>> BEGIN

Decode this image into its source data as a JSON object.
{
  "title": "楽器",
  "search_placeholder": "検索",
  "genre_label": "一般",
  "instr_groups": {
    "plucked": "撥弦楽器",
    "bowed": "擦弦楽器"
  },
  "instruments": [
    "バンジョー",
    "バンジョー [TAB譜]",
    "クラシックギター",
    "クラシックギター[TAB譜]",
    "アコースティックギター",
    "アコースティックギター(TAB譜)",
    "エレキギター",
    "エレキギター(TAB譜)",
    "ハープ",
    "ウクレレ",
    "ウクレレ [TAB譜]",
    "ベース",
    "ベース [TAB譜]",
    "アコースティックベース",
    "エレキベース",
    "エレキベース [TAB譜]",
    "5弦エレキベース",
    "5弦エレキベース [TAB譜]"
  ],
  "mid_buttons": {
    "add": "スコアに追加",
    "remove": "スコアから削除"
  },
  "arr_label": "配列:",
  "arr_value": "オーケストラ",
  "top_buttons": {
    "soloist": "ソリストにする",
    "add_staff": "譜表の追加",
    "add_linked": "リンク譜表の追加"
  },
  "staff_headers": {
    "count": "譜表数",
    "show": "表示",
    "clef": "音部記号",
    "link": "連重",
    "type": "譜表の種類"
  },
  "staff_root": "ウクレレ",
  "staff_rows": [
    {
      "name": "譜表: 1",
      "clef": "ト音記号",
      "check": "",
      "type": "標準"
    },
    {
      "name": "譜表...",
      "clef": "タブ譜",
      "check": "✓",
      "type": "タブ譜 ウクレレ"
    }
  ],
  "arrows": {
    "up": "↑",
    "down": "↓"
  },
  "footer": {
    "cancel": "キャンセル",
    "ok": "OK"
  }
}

>> END

Goal of the exercise
Give the listing above again, word for word.

Output for this task
Decode this image into its source data as a JSON object.
{
  "title": "楽器",
  "search_placeholder": "検索",
  "genre_label": "一般",
  "instr_groups": {
    "plucked": "撥弦楽器",
    "bowed": "擦弦楽器"
  },
  "instruments": [
    "バンジョー",
    "バンジョー [TAB譜]",
    "クラシックギター",
    "クラシックギター[TAB譜]",
    "アコースティックギター",
    "アコースティックギター(TAB譜)",
    "エレキギター",
    "エレキギター(TAB譜)",
    "ハープ",
    "ウクレレ",
    "ウクレレ [TAB譜]",
    "ベース",
    "ベース [TAB譜]",
    "アコースティックベース",
    "エレキベース",
    "エレキベース [TAB譜]",
    "5弦エレキベース",
    "5弦エレキベース [TAB譜]"
  ],
  "mid_buttons": {
    "add": "スコアに追加",
    "remove": "スコアから削除"
  },
  "arr_label": "配列:",
  "arr_value": "オーケストラ",
  "top_buttons": {
    "soloist": "ソリストにする",
    "add_staff": "譜表の追加",
    "add_linked": "リンク譜表の追加"
  },
  "staff_headers": {
    "count": "譜表数",
    "show": "表示",
    "clef": "音部記号",
    "link": "連重",
    "type": "譜表の種類"
  },
  "staff_root": "ウクレレ",
  "staff_rows": [
    {
      "name": "譜表: 1",
      "clef": "ト音記号",
      "check": "",
      "type": "標準"
    },
    {
      "name": "譜表...",
      "clef": "タブ譜",
      "check": "✓",
      "type": "タブ譜 ウクレレ"
    }
  ],
  "arrows": {
    "up": "↑",
    "down": "↓"
  },
  "footer": {
    "cancel": "キャンセル",
    "ok": "OK"
  }
}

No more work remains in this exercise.